**What to produce**: Extract all data as written.

**Task material**:

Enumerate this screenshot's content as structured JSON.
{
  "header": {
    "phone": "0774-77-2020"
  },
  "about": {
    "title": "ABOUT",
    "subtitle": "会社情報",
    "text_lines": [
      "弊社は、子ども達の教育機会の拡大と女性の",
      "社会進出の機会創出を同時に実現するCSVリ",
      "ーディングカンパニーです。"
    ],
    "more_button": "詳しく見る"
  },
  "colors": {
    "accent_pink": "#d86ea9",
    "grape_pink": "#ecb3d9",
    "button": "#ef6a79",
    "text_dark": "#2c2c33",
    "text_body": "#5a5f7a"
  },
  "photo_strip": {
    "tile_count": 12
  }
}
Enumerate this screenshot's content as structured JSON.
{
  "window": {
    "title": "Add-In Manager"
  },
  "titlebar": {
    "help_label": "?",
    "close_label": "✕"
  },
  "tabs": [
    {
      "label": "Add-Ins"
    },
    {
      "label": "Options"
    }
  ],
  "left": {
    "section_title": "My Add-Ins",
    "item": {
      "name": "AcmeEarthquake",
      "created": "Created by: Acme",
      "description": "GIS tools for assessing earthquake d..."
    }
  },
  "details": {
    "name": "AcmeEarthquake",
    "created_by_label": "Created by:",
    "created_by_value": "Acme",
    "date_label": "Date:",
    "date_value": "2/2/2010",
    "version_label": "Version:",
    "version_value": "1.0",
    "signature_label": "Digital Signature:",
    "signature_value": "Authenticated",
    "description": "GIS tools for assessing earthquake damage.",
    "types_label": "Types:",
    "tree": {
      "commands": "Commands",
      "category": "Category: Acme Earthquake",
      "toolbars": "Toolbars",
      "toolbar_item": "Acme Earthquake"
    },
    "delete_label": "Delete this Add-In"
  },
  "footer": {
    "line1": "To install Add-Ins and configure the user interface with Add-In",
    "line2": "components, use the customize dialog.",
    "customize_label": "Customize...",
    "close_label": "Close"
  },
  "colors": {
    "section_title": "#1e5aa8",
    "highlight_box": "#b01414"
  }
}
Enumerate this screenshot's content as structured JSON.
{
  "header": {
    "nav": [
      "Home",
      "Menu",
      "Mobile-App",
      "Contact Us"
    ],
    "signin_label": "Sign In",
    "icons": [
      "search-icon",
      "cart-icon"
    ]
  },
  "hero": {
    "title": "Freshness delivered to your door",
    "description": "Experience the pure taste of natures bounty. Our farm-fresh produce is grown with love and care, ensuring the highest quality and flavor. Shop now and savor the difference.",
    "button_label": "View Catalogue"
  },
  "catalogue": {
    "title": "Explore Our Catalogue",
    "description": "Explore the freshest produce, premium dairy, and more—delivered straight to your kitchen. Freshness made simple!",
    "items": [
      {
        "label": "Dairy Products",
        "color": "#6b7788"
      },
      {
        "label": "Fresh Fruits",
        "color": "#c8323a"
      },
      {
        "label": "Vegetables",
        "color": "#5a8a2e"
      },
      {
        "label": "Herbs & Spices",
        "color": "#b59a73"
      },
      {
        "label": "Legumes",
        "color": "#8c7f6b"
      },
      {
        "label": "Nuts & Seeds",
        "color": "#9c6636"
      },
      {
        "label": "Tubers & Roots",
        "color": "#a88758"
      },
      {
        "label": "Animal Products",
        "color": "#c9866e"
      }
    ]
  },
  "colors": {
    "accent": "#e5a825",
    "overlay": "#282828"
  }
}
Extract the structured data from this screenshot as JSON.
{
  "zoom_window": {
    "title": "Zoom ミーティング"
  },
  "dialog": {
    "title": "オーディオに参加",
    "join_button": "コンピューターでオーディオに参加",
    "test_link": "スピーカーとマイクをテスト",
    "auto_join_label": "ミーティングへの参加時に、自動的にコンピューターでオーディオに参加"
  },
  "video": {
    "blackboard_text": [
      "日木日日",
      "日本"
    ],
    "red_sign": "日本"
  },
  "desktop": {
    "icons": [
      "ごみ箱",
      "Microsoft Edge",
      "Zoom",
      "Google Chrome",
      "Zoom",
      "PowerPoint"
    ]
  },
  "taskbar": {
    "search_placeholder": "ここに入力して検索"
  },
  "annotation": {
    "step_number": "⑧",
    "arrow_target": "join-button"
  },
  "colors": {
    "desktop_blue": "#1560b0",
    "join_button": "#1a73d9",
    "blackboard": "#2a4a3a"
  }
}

**Answer to the problem**:
Enumerate this screenshot's content as structured JSON.
{
  "header": {
    "phone": "0774-77-2020"
  },
  "about": {
    "title": "ABOUT",
    "subtitle": "会社情報",
    "text_lines": [
      "弊社は、子ども達の教育機会の拡大と女性の",
      "社会進出の機会創出を同時に実現するCSVリ",
      "ーディングカンパニーです。"
    ],
    "more_button": "詳しく見る"
  },
  "colors": {
    "accent_pink": "#d86ea9",
    "grape_pink": "#ecb3d9",
    "button": "#ef6a79",
    "text_dark": "#2c2c33",
    "text_body": "#5a5f7a"
  },
  "photo_strip": {
    "tile_count": 12
  }
}
Enumerate this screenshot's content as structured JSON.
{
  "window": {
    "title": "Add-In Manager"
  },
  "titlebar": {
    "help_label": "?",
    "close_label": "✕"
  },
  "tabs": [
    {
      "label": "Add-Ins"
    },
    {
      "label": "Options"
    }
  ],
  "left": {
    "section_title": "My Add-Ins",
    "item": {
      "name": "AcmeEarthquake",
      "created": "Created by: Acme",
      "description": "GIS tools for assessing earthquake d..."
    }
  },
  "details": {
    "name": "AcmeEarthquake",
    "created_by_label": "Created by:",
    "created_by_value": "Acme",
    "date_label": "Date:",
    "date_value": "2/2/2010",
    "version_label": "Version:",
    "version_value": "1.0",
    "signature_label": "Digital Signature:",
    "signature_value": "Authenticated",
    "description": "GIS tools for assessing earthquake damage.",
    "types_label": "Types:",
    "tree": {
      "commands": "Commands",
      "category": "Category: Acme Earthquake",
      "toolbars": "Toolbars",
      "toolbar_item": "Acme Earthquake"
    },
    "delete_label": "Delete this Add-In"
  },
  "footer": {
    "line1": "To install Add-Ins and configure the user interface with Add-In",
    "line2": "components, use the customize dialog.",
    "customize_label": "Customize...",
    "close_label": "Close"
  },
  "colors": {
    "section_title": "#1e5aa8",
    "highlight_box": "#b01414"
  }
}
Enumerate this screenshot's content as structured JSON.
{
  "header": {
    "nav": [
      "Home",
      "Menu",
      "Mobile-App",
      "Contact Us"
    ],
    "signin_label": "Sign In",
    "icons": [
      "search-icon",
      "cart-icon"
    ]
  },
  "hero": {
    "title": "Freshness delivered to your door",
    "description": "Experience the pure taste of natures bounty. Our farm-fresh produce is grown with love and care, ensuring the highest quality and flavor. Shop now and savor the difference.",
    "button_label": "View Catalogue"
  },
  "catalogue": {
    "title": "Explore Our Catalogue",
    "description": "Explore the freshest produce, premium dairy, and more—delivered straight to your kitchen. Freshness made simple!",
    "items": [
      {
        "label": "Dairy Products",
        "color": "#6b7788"
      },
      {
        "label": "Fresh Fruits",
        "color": "#c8323a"
      },
      {
        "label": "Vegetables",
        "color": "#5a8a2e"
      },
      {
        "label": "Herbs & Spices",
        "color": "#b59a73"
      },
      {
        "label": "Legumes",
        "color": "#8c7f6b"
      },
      {
        "label": "Nuts & Seeds",
        "color": "#9c6636"
      },
      {
        "label": "Tubers & Roots",
        "color": "#a88758"
      },
      {
        "label": "Animal Products",
        "color": "#c9866e"
      }
    ]
  },
  "colors": {
    "accent": "#e5a825",
    "overlay": "#282828"
  }
}
Extract the structured data from this screenshot as JSON.
{
  "zoom_window": {
    "title": "Zoom ミーティング"
  },
  "dialog": {
    "title": "オーディオに参加",
    "join_button": "コンピューターでオーディオに参加",
    "test_link": "スピーカーとマイクをテスト",
    "auto_join_label": "ミーティングへの参加時に、自動的にコンピューターでオーディオに参加"
  },
  "video": {
    "blackboard_text": [
      "日木日日",
      "日本"
    ],
    "red_sign": "日本"
  },
  "desktop": {
    "icons": [
      "ごみ箱",
      "Microsoft Edge",
      "Zoom",
      "Google Chrome",
      "Zoom",
      "PowerPoint"
    ]
  },
  "taskbar": {
    "search_placeholder": "ここに入力して検索"
  },
  "annotation": {
    "step_number": "⑧",
    "arrow_target": "join-button"
  },
  "colors": {
    "desktop_blue": "#1560b0",
    "join_button": "#1a73d9",
    "blackboard": "#2a4a3a"
  }
}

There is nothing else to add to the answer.